[Data for this exercise]
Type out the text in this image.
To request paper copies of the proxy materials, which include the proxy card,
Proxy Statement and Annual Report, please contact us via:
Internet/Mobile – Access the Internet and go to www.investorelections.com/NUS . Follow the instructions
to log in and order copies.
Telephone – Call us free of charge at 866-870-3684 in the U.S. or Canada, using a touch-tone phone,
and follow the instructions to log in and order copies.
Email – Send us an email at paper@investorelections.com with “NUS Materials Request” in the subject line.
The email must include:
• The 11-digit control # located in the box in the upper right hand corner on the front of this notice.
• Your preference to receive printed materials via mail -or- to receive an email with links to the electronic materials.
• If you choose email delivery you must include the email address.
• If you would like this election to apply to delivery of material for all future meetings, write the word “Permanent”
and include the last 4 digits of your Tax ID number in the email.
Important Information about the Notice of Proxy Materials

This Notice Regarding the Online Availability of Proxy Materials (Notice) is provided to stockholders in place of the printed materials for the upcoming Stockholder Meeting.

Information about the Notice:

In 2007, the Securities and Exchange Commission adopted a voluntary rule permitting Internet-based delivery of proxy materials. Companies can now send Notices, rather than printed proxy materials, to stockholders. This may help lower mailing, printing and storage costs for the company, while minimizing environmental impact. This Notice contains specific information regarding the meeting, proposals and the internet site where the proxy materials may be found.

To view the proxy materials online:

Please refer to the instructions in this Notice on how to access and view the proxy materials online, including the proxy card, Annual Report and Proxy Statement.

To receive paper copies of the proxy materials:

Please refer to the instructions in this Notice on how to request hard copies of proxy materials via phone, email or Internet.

[Work to be completed]
Extract the full listing above without altering anything.

[Solution for this exercise]
Type out the text in this image.
To request paper copies of the proxy materials, which include the proxy card,
Proxy Statement and Annual Report, please contact us via:
Internet/Mobile – Access the Internet and go to www.investorelections.com/NUS . Follow the instructions
to log in and order copies.
Telephone – Call us free of charge at 866-870-3684 in the U.S. or Canada, using a touch-tone phone,
and follow the instructions to log in and order copies.
Email – Send us an email at paper@investorelections.com with “NUS Materials Request” in the subject line.
The email must include:
• The 11-digit control # located in the box in the upper right hand corner on the front of this notice.
• Your preference to receive printed materials via mail -or- to receive an email with links to the electronic materials.
• If you choose email delivery you must include the email address.
• If you would like this election to apply to delivery of material for all future meetings, write the word “Permanent”
and include the last 4 digits of your Tax ID number in the email.
Important Information about the Notice of Proxy Materials

This Notice Regarding the Online Availability of Proxy Materials (Notice) is provided to stockholders in place of the printed materials for the upcoming Stockholder Meeting.

Information about the Notice:

In 2007, the Securities and Exchange Commission adopted a voluntary rule permitting Internet-based delivery of proxy materials. Companies can now send Notices, rather than printed proxy materials, to stockholders. This may help lower mailing, printing and storage costs for the company, while minimizing environmental impact. This Notice contains specific information regarding the meeting, proposals and the internet site where the proxy materials may be found.

To view the proxy materials online:

Please refer to the instructions in this Notice on how to access and view the proxy materials online, including the proxy card, Annual Report and Proxy Statement.

To receive paper copies of the proxy materials:

Please refer to the instructions in this Notice on how to request hard copies of proxy materials via phone, email or Internet.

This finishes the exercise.